(Figure dataset records)
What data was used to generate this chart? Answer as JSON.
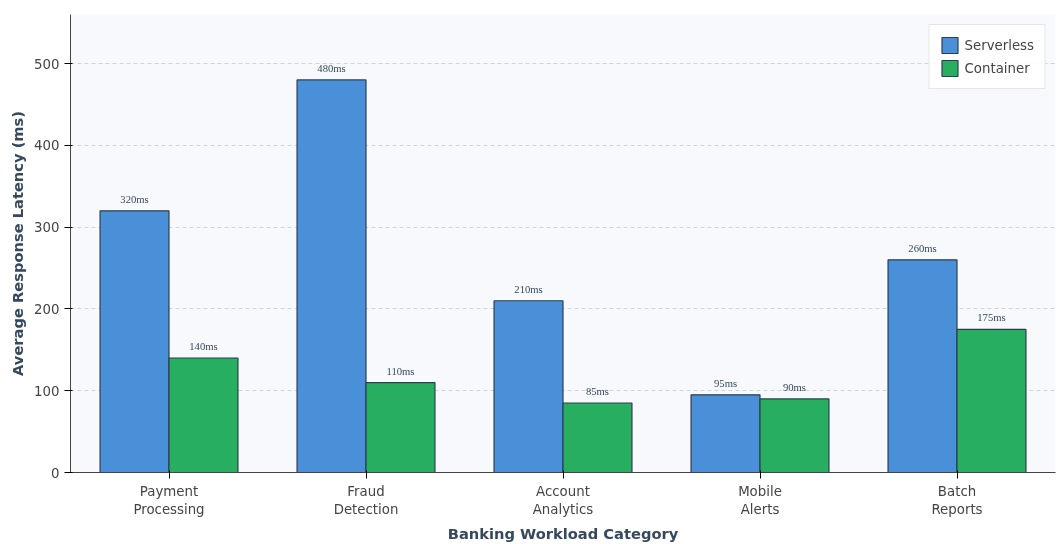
{
  "chart_data": {
    "type": "bar",
    "xlabel": "Banking Workload Category",
    "ylabel": "Average Response Latency (ms)",
    "categories": [
      "Payment\nProcessing",
      "Fraud\nDetection",
      "Account\nAnalytics",
      "Mobile\nAlerts",
      "Batch\nReports"
    ],
    "series": [
      {
        "name": "Serverless",
        "color": "#4a90d9",
        "values": [
          320,
          480,
          210,
          95,
          260
        ],
        "value_labels": [
          "320ms",
          "480ms",
          "210ms",
          "95ms",
          "260ms"
        ]
      },
      {
        "name": "Container",
        "color": "#27ae60",
        "values": [
          140,
          110,
          85,
          90,
          175
        ],
        "value_labels": [
          "140ms",
          "110ms",
          "85ms",
          "90ms",
          "175ms"
        ]
      }
    ],
    "ylim": [
      0,
      560
    ],
    "yticks": [
      0,
      100,
      200,
      300,
      400,
      500
    ],
    "grid": "y",
    "legend": "top right"
  }
}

> _What to produce_: Give every record again exactly, apart from the pictures, which stay out.

> _The solution_:
What data was used to generate this chart? Answer as JSON.
{
  "chart_data": {
    "type": "bar",
    "xlabel": "Banking Workload Category",
    "ylabel": "Average Response Latency (ms)",
    "categories": [
      "Payment\nProcessing",
      "Fraud\nDetection",
      "Account\nAnalytics",
      "Mobile\nAlerts",
      "Batch\nReports"
    ],
    "series": [
      {
        "name": "Serverless",
        "color": "#4a90d9",
        "values": [
          320,
          480,
          210,
          95,
          260
        ],
        "value_labels": [
          "320ms",
          "480ms",
          "210ms",
          "95ms",
          "260ms"
        ]
      },
      {
        "name": "Container",
        "color": "#27ae60",
        "values": [
          140,
          110,
          85,
          90,
          175
        ],
        "value_labels": [
          "140ms",
          "110ms",
          "85ms",
          "90ms",
          "175ms"
        ]
      }
    ],
    "ylim": [
      0,
      560
    ],
    "yticks": [
      0,
      100,
      200,
      300,
      400,
      500
    ],
    "grid": "y",
    "legend": "top right"
  }
}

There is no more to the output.